Challenge
Output, word for word, the line that contains "Give me the" and all lines following it to the end of the listing. Drop the pictures.

Records shown
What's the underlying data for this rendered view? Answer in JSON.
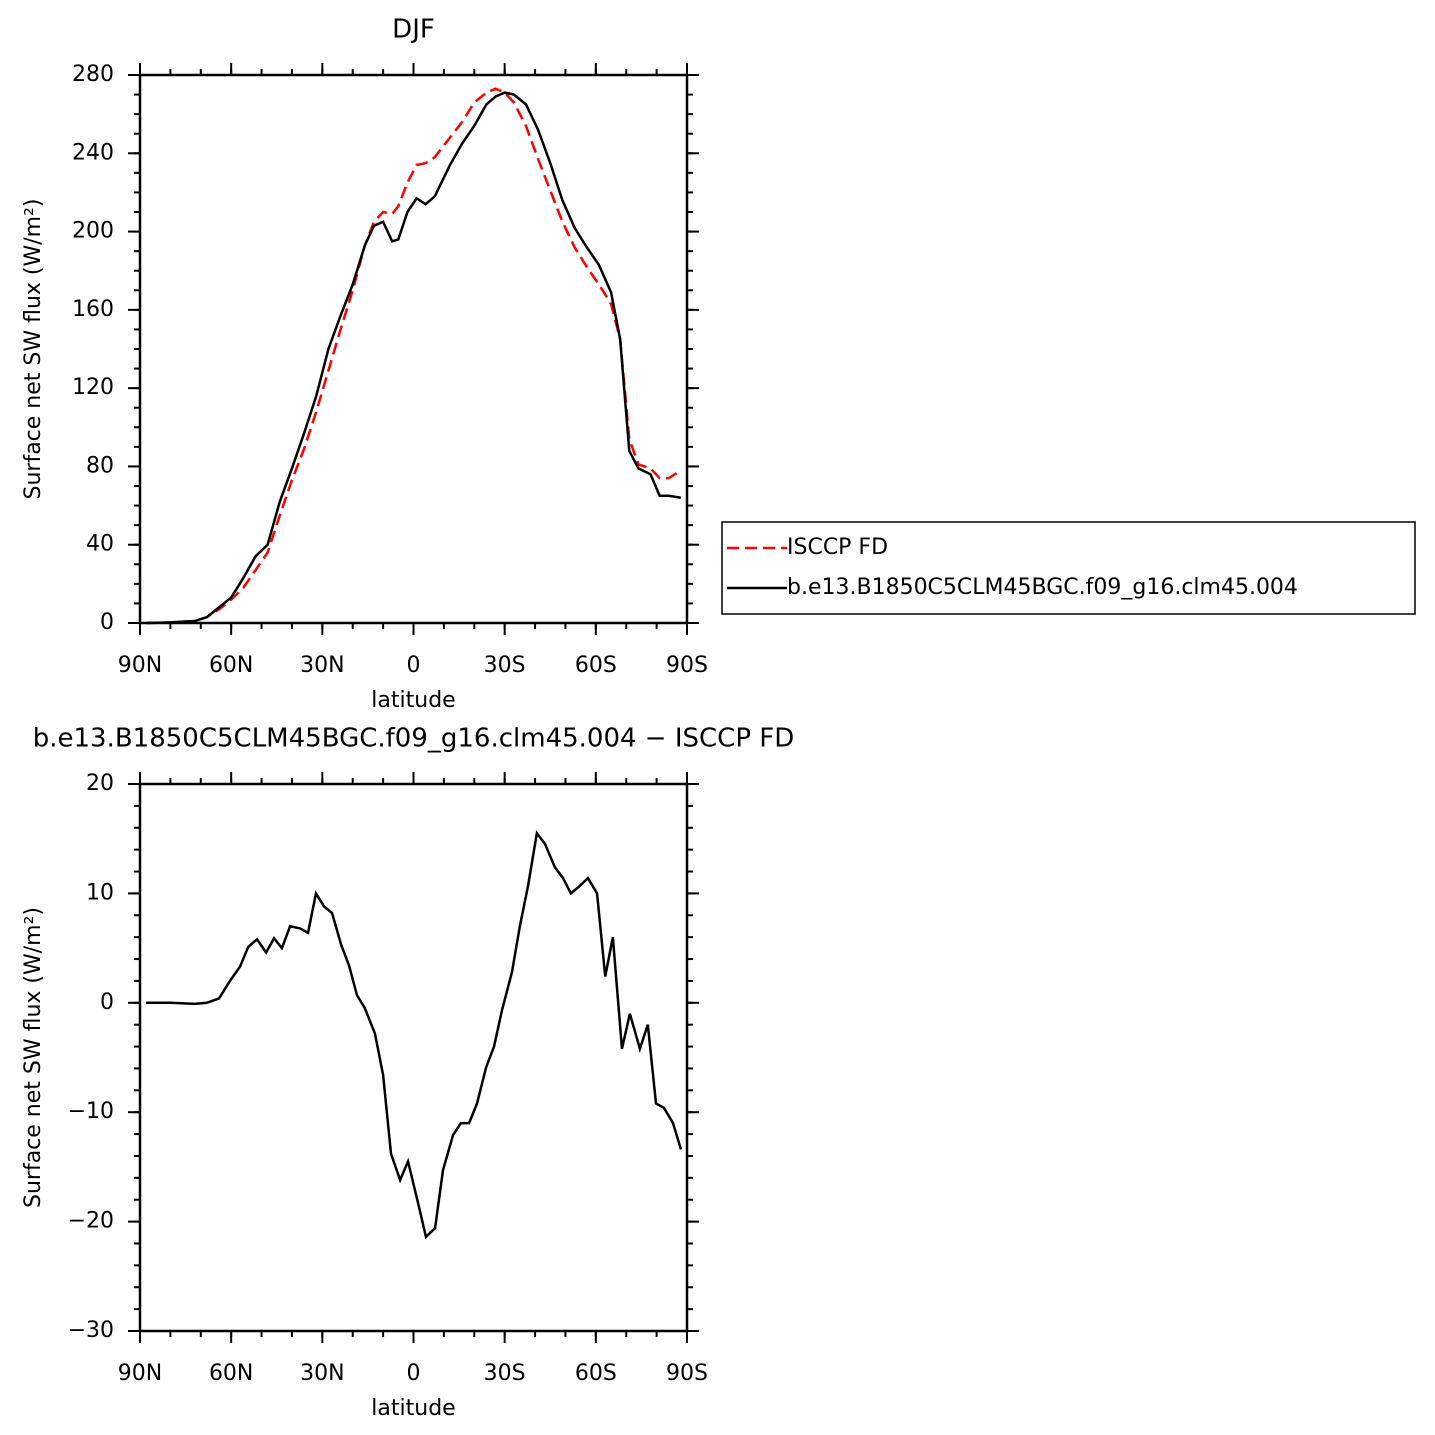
{
  "chart_data": [
    {
      "type": "line",
      "title": "DJF",
      "ylabel": "Surface net SW flux (W/m²)",
      "xlabel": "latitude",
      "x": [
        88,
        80,
        72,
        68,
        64,
        60,
        56,
        52,
        48,
        44,
        40,
        36,
        32,
        28,
        24,
        20,
        16,
        13,
        10,
        7,
        5,
        2,
        -1,
        -4,
        -7,
        -12,
        -16,
        -20,
        -24,
        -27,
        -30,
        -33,
        -37,
        -41,
        -45,
        -49,
        -53,
        -57,
        -61,
        -65,
        -68,
        -71,
        -74,
        -78,
        -81,
        -84,
        -88
      ],
      "series": [
        {
          "name": "ISCCP FD",
          "color": "#ff0000",
          "dash": true,
          "values": [
            0,
            0.3,
            1,
            3,
            7,
            12,
            18,
            27,
            36,
            55,
            73,
            89,
            108,
            129,
            150,
            170,
            193,
            205,
            210,
            209,
            213,
            225,
            234,
            235,
            238,
            248,
            256,
            266,
            271,
            273,
            271,
            266,
            254,
            237,
            221,
            205,
            192,
            182,
            173,
            163,
            145,
            94,
            81,
            79,
            74,
            74,
            78
          ]
        },
        {
          "name": "b.e13.B1850C5CLM45BGC.f09_g16.clm45.004",
          "color": "#000000",
          "dash": false,
          "values": [
            0,
            0.3,
            1,
            3,
            8,
            13,
            23,
            34,
            40,
            62,
            79,
            97,
            116,
            140,
            157,
            173,
            193,
            203,
            205,
            195,
            196,
            210,
            217,
            214,
            218,
            234,
            245,
            254,
            265,
            269,
            271,
            270,
            265,
            252,
            235,
            216,
            202,
            192,
            183,
            169,
            145,
            88,
            79,
            76,
            65,
            65,
            64
          ]
        }
      ],
      "xlim": [
        90,
        -90
      ],
      "xticks": [
        {
          "value": 90,
          "label": "90N"
        },
        {
          "value": 60,
          "label": "60N"
        },
        {
          "value": 30,
          "label": "30N"
        },
        0,
        {
          "value": -30,
          "label": "30S"
        },
        {
          "value": -60,
          "label": "60S"
        },
        {
          "value": -90,
          "label": "90S"
        }
      ],
      "xminorticks": [
        90,
        80,
        70,
        60,
        50,
        40,
        30,
        20,
        10,
        0,
        -10,
        -20,
        -30,
        -40,
        -50,
        -60,
        -70,
        -80,
        -90
      ],
      "ylim": [
        0,
        280
      ],
      "yticks": [
        0,
        40,
        80,
        120,
        160,
        200,
        240,
        280
      ],
      "yminorticks": [
        0,
        10,
        20,
        30,
        40,
        50,
        60,
        70,
        80,
        90,
        100,
        110,
        120,
        130,
        140,
        150,
        160,
        170,
        180,
        190,
        200,
        210,
        220,
        230,
        240,
        250,
        260,
        270,
        280
      ],
      "legend": "outside right"
    },
    {
      "type": "line",
      "title": "b.e13.B1850C5CLM45BGC.f09_g16.clm45.004 − ISCCP FD",
      "ylabel": "Surface net SW flux (W/m²)",
      "xlabel": "latitude",
      "x": [
        88,
        80,
        72,
        68,
        64,
        60.4,
        57.1,
        54.4,
        51.5,
        48.5,
        45.9,
        43.3,
        40.6,
        37.3,
        34.7,
        32.1,
        29.4,
        26.8,
        23.8,
        21.2,
        18.6,
        16,
        12.7,
        10,
        7.4,
        4.4,
        1.8,
        -1.5,
        -4.1,
        -7.1,
        -9.7,
        -13,
        -15.6,
        -18.3,
        -20.9,
        -23.9,
        -26.5,
        -29.1,
        -32.4,
        -35,
        -37.7,
        -40.6,
        -43.3,
        -46.5,
        -49.2,
        -51.8,
        -54.4,
        -57.4,
        -60.4,
        -63.1,
        -65.6,
        -68.6,
        -71.2,
        -74.5,
        -77.1,
        -79.8,
        -82.4,
        -85.4,
        -88
      ],
      "series": [
        {
          "color": "#000000",
          "dash": false,
          "values": [
            0,
            0,
            -0.1,
            0,
            0.4,
            2,
            3.3,
            5.1,
            5.8,
            4.6,
            5.9,
            5,
            7,
            6.8,
            6.4,
            10,
            8.8,
            8.2,
            5.3,
            3.4,
            0.7,
            -0.5,
            -2.8,
            -6.6,
            -13.8,
            -16.2,
            -14.5,
            -18.3,
            -21.4,
            -20.6,
            -15.3,
            -12.1,
            -11,
            -11,
            -9.2,
            -5.9,
            -4,
            -0.7,
            2.8,
            7,
            10.7,
            15.5,
            14.5,
            12.4,
            11.4,
            10,
            10.6,
            11.4,
            10,
            2.4,
            6,
            -4.2,
            -1,
            -4.2,
            -2,
            -9.2,
            -9.6,
            -11,
            -13.4
          ]
        }
      ],
      "xlim": [
        90,
        -90
      ],
      "xticks": [
        {
          "value": 90,
          "label": "90N"
        },
        {
          "value": 60,
          "label": "60N"
        },
        {
          "value": 30,
          "label": "30N"
        },
        0,
        {
          "value": -30,
          "label": "30S"
        },
        {
          "value": -60,
          "label": "60S"
        },
        {
          "value": -90,
          "label": "90S"
        }
      ],
      "xminorticks": [
        90,
        80,
        70,
        60,
        50,
        40,
        30,
        20,
        10,
        0,
        -10,
        -20,
        -30,
        -40,
        -50,
        -60,
        -70,
        -80,
        -90
      ],
      "ylim": [
        -30,
        20
      ],
      "yticks": [
        {
          "value": -30,
          "label": "−30"
        },
        {
          "value": -20,
          "label": "−20"
        },
        {
          "value": -10,
          "label": "−10"
        },
        0,
        10,
        20
      ],
      "yminorticks": [
        -30,
        -28,
        -26,
        -24,
        -22,
        -20,
        -18,
        -16,
        -14,
        -12,
        -10,
        -8,
        -6,
        -4,
        -2,
        0,
        2,
        4,
        6,
        8,
        10,
        12,
        14,
        16,
        18,
        20
      ]
    }
  ]
}
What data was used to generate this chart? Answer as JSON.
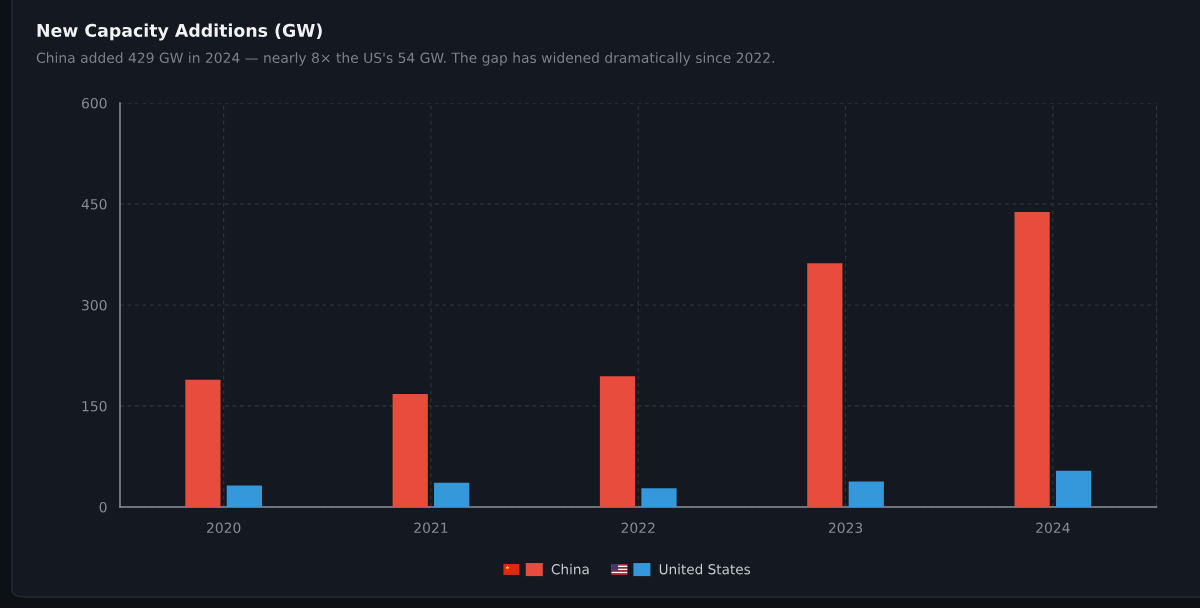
{
  "chart_data": {
    "type": "bar",
    "title": "New Capacity Additions (GW)",
    "subtitle": "China added 429 GW in 2024 — nearly 8× the US's 54 GW. The gap has widened dramatically since 2022.",
    "categories": [
      "2020",
      "2021",
      "2022",
      "2023",
      "2024"
    ],
    "series": [
      {
        "name": "China",
        "color": "#e74c3c",
        "values": [
          189,
          168,
          194,
          362,
          438
        ]
      },
      {
        "name": "United States",
        "color": "#3498db",
        "values": [
          32,
          36,
          28,
          38,
          54
        ]
      }
    ],
    "ylim": [
      0,
      600
    ],
    "yticks": [
      0,
      150,
      300,
      450,
      600
    ],
    "grid": true,
    "legend": "bottom"
  }
}
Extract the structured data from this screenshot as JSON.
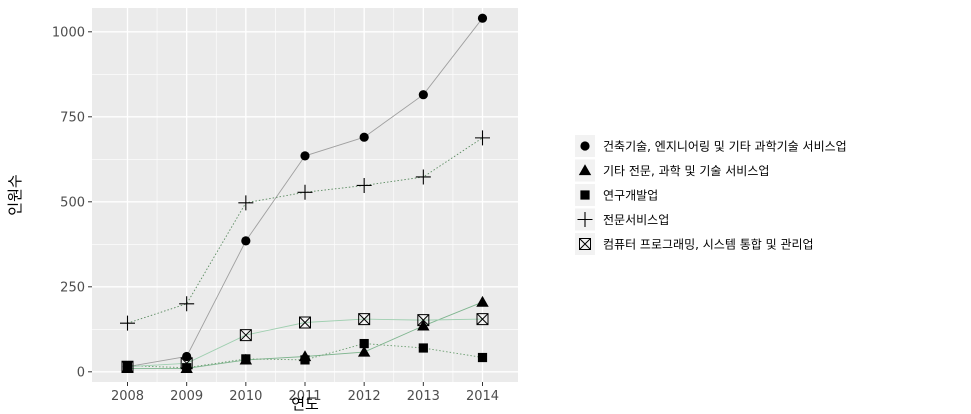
{
  "chart_data": {
    "type": "line",
    "xlabel": "연도",
    "ylabel": "인원수",
    "categories": [
      2008,
      2009,
      2010,
      2011,
      2012,
      2013,
      2014
    ],
    "y_ticks": [
      0,
      250,
      500,
      750,
      1000
    ],
    "ylim": [
      -30,
      1070
    ],
    "grid": true,
    "legend_position": "right",
    "series": [
      {
        "name": "건축기술, 엔지니어링 및 기타 과학기술 서비스업",
        "marker": "circle",
        "line_style": "solid",
        "values": [
          15,
          45,
          385,
          635,
          690,
          815,
          1040
        ]
      },
      {
        "name": "기타 전문, 과학 및 기술 서비스업",
        "marker": "triangle",
        "line_style": "solid",
        "values": [
          10,
          10,
          35,
          45,
          58,
          135,
          205
        ]
      },
      {
        "name": "연구개발업",
        "marker": "square",
        "line_style": "dotted",
        "values": [
          18,
          12,
          38,
          35,
          83,
          70,
          42
        ]
      },
      {
        "name": "전문서비스업",
        "marker": "plus",
        "line_style": "dotted",
        "values": [
          143,
          200,
          497,
          528,
          548,
          573,
          688
        ]
      },
      {
        "name": "컴퓨터 프로그래밍, 시스템 통합 및 관리업",
        "marker": "boxcross",
        "line_style": "solid",
        "values": [
          15,
          25,
          108,
          145,
          155,
          152,
          155
        ]
      }
    ]
  }
}
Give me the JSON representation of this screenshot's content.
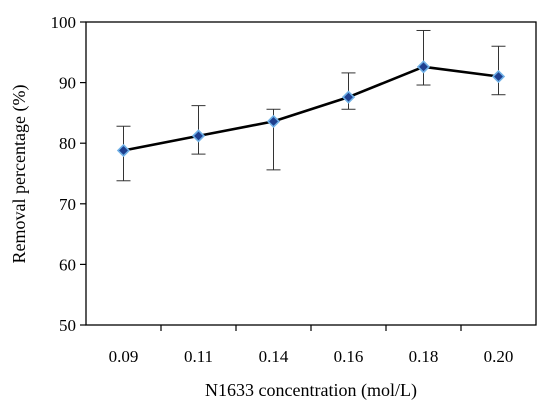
{
  "chart_data": {
    "type": "line",
    "title": "",
    "xlabel": "N1633 concentration (mol/L)",
    "ylabel": "Removal percentage (%)",
    "categories": [
      "0.09",
      "0.11",
      "0.14",
      "0.16",
      "0.18",
      "0.20"
    ],
    "yticks": [
      50,
      60,
      70,
      80,
      90,
      100
    ],
    "ylim": [
      50,
      100
    ],
    "grid": false,
    "legend": "none",
    "series": [
      {
        "values": [
          78.8,
          81.2,
          83.6,
          87.6,
          92.6,
          91.0
        ],
        "error_upper": [
          82.8,
          86.2,
          85.6,
          91.6,
          98.6,
          96.0
        ],
        "error_lower": [
          73.8,
          78.2,
          75.6,
          85.6,
          89.6,
          88.0
        ],
        "line_color": "#000000",
        "marker_fill": "#1f3f8f",
        "marker_edge": "#6fb0e6",
        "marker": "diamond"
      }
    ]
  }
}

Reply
Give me the JSON representation of this screenshot's content.
{
  "chart_data": {
    "type": "line",
    "title": "",
    "xlabel": "N1633 concentration (mol/L)",
    "ylabel": "Removal percentage (%)",
    "categories": [
      "0.09",
      "0.11",
      "0.14",
      "0.16",
      "0.18",
      "0.20"
    ],
    "yticks": [
      50,
      60,
      70,
      80,
      90,
      100
    ],
    "ylim": [
      50,
      100
    ],
    "grid": false,
    "legend": "none",
    "series": [
      {
        "values": [
          78.8,
          81.2,
          83.6,
          87.6,
          92.6,
          91.0
        ],
        "error_upper": [
          82.8,
          86.2,
          85.6,
          91.6,
          98.6,
          96.0
        ],
        "error_lower": [
          73.8,
          78.2,
          75.6,
          85.6,
          89.6,
          88.0
        ],
        "line_color": "#000000",
        "marker_fill": "#1f3f8f",
        "marker_edge": "#6fb0e6",
        "marker": "diamond"
      }
    ]
  }
}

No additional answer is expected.